■ **WRITTEN PROBLEM**
Filter the records below down to lines containing "JSON".

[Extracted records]
--------

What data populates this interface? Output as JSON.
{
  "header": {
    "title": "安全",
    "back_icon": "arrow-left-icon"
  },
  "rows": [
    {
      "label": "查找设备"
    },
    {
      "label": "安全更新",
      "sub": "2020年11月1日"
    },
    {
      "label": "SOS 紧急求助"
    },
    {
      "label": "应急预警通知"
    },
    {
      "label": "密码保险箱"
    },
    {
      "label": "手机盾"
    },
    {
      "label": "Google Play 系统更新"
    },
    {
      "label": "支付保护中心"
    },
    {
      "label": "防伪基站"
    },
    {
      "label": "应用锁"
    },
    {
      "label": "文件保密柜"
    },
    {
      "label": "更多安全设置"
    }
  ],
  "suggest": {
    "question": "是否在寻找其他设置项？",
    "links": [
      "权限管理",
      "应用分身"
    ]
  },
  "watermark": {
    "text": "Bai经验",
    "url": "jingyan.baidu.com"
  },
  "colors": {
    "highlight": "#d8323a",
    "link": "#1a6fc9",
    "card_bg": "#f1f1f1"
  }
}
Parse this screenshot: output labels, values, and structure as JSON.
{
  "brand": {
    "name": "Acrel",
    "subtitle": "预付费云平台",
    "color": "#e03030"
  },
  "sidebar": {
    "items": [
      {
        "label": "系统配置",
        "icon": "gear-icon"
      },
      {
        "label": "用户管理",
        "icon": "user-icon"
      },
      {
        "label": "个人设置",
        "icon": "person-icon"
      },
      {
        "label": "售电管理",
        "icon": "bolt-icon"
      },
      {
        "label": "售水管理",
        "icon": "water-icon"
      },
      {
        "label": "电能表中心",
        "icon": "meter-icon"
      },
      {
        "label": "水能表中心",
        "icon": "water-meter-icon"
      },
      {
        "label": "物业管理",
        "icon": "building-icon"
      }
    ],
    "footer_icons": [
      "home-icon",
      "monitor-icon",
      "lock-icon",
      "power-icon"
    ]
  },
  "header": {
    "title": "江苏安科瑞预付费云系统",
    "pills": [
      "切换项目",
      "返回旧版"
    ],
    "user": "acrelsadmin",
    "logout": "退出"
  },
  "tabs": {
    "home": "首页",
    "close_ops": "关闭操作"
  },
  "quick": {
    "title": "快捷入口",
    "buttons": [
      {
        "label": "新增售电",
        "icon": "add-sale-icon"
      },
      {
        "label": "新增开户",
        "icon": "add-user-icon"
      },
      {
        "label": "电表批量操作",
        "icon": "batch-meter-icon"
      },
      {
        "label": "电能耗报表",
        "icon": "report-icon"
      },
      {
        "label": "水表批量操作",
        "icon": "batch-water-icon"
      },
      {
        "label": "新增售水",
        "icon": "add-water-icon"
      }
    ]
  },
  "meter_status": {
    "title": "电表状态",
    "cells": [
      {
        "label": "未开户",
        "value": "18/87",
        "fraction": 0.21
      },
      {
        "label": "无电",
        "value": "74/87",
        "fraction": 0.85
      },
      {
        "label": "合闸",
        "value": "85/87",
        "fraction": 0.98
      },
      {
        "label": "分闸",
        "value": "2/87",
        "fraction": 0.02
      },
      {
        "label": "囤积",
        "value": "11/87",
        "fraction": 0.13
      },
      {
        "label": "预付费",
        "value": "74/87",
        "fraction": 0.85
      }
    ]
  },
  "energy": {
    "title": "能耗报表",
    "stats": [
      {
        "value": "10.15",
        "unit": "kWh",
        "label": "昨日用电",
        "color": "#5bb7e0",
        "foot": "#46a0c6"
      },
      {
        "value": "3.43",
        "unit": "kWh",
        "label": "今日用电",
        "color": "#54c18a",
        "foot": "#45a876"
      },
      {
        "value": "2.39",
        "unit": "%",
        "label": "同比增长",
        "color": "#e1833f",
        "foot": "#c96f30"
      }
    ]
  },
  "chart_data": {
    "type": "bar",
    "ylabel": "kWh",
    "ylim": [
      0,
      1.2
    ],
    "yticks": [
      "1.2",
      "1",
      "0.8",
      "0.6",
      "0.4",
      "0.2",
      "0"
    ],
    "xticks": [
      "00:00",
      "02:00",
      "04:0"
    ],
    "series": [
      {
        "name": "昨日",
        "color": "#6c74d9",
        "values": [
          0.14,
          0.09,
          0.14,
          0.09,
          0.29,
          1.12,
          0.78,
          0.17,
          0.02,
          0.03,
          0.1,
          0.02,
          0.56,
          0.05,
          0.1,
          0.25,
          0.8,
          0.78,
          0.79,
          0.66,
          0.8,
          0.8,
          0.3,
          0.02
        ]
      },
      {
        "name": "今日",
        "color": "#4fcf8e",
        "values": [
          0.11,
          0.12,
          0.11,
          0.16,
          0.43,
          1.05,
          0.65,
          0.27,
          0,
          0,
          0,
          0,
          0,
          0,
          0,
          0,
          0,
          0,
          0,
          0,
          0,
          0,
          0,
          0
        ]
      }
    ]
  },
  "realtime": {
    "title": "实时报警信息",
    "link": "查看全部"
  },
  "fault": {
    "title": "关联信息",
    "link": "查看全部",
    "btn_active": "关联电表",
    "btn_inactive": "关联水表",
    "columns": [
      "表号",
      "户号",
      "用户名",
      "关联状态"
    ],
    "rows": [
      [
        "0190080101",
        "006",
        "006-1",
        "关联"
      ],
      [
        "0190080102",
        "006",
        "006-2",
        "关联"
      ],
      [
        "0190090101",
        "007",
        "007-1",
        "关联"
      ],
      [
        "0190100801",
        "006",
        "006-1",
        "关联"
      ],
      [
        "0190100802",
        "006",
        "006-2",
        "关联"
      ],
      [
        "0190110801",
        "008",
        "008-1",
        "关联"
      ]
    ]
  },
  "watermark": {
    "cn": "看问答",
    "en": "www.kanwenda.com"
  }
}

--------

■ **PROBLEM SOLUTION**
What data populates this interface? Output as JSON.
Parse this screenshot: output labels, values, and structure as JSON.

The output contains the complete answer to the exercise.